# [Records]
-- BEGIN --

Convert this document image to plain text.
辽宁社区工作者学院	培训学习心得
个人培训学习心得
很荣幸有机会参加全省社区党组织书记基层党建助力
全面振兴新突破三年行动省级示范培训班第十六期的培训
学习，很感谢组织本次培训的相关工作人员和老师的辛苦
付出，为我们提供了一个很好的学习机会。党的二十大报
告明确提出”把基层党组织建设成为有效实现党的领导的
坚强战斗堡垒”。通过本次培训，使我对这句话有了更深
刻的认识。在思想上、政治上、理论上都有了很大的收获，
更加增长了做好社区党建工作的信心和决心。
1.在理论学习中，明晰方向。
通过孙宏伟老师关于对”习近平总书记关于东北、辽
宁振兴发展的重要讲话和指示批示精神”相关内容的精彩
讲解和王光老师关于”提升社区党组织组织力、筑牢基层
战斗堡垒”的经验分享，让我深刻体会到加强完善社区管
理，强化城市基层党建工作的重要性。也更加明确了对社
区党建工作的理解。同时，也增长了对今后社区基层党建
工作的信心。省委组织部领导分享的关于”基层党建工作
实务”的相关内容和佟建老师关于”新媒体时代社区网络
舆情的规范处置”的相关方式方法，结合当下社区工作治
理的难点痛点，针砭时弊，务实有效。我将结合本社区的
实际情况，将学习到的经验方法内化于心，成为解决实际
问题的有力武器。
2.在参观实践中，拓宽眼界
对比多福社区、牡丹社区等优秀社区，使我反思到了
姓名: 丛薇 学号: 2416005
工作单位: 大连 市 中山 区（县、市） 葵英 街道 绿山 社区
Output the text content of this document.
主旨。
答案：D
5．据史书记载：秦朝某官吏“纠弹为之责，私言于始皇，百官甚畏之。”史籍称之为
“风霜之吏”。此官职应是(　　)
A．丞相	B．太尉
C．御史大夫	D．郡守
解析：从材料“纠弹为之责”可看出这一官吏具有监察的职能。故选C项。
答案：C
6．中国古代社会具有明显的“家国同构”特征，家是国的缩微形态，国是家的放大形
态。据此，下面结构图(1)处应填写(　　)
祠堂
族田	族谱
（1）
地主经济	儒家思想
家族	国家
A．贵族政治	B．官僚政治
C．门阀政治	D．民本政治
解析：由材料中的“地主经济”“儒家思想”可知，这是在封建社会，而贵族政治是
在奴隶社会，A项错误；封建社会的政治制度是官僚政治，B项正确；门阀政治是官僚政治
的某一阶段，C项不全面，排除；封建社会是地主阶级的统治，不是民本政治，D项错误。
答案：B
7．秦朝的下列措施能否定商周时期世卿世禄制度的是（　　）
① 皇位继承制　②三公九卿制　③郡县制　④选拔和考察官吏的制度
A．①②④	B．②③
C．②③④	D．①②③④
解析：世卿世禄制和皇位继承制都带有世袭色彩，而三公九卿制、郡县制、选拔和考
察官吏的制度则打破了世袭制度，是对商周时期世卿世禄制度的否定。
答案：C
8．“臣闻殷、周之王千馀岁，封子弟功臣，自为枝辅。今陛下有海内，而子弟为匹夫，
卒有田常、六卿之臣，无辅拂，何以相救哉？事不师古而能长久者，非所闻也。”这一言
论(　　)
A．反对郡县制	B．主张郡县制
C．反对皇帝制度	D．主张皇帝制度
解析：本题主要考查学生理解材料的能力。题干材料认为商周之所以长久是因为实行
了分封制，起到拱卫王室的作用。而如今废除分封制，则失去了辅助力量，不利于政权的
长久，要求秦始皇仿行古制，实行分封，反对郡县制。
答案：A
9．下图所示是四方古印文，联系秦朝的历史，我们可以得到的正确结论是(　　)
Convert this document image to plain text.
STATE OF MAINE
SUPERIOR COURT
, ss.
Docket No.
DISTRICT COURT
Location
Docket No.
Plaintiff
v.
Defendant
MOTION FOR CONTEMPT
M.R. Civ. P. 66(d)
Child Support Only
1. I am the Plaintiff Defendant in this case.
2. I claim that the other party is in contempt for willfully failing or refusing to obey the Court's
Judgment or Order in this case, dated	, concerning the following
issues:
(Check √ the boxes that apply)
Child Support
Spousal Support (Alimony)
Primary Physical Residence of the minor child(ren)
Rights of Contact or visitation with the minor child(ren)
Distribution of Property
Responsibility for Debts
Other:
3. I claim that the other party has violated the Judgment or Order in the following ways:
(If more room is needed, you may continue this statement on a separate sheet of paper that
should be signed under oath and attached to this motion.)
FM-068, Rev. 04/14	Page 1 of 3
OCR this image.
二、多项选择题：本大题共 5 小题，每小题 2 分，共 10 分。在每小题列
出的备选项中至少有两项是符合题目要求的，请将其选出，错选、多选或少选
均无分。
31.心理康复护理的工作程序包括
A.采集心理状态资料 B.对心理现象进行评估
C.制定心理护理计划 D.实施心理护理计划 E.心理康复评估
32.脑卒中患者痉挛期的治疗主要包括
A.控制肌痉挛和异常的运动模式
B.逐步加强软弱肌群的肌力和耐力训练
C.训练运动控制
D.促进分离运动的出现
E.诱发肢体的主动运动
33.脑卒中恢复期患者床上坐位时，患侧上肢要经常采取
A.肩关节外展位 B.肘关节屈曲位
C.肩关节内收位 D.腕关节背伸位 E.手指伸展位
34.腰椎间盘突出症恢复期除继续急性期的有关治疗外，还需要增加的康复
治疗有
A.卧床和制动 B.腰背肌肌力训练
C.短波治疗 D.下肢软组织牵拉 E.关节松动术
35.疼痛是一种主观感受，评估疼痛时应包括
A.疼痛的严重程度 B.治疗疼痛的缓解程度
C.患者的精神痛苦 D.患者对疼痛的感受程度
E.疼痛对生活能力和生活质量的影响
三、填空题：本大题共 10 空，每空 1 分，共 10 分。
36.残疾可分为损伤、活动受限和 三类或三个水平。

-- END --

# [EXERCISE OBJECTIVE]
Take the line holding "OCR this image." and all lines after it through the end of the data, and set them down exactly.

# [EXERCISE RESULT]
OCR this image.
二、多项选择题：本大题共 5 小题，每小题 2 分，共 10 分。在每小题列
出的备选项中至少有两项是符合题目要求的，请将其选出，错选、多选或少选
均无分。
31.心理康复护理的工作程序包括
A.采集心理状态资料 B.对心理现象进行评估
C.制定心理护理计划 D.实施心理护理计划 E.心理康复评估
32.脑卒中患者痉挛期的治疗主要包括
A.控制肌痉挛和异常的运动模式
B.逐步加强软弱肌群的肌力和耐力训练
C.训练运动控制
D.促进分离运动的出现
E.诱发肢体的主动运动
33.脑卒中恢复期患者床上坐位时，患侧上肢要经常采取
A.肩关节外展位 B.肘关节屈曲位
C.肩关节内收位 D.腕关节背伸位 E.手指伸展位
34.腰椎间盘突出症恢复期除继续急性期的有关治疗外，还需要增加的康复
治疗有
A.卧床和制动 B.腰背肌肌力训练
C.短波治疗 D.下肢软组织牵拉 E.关节松动术
35.疼痛是一种主观感受，评估疼痛时应包括
A.疼痛的严重程度 B.治疗疼痛的缓解程度
C.患者的精神痛苦 D.患者对疼痛的感受程度
E.疼痛对生活能力和生活质量的影响
三、填空题：本大题共 10 空，每空 1 分，共 10 分。
36.残疾可分为损伤、活动受限和 三类或三个水平。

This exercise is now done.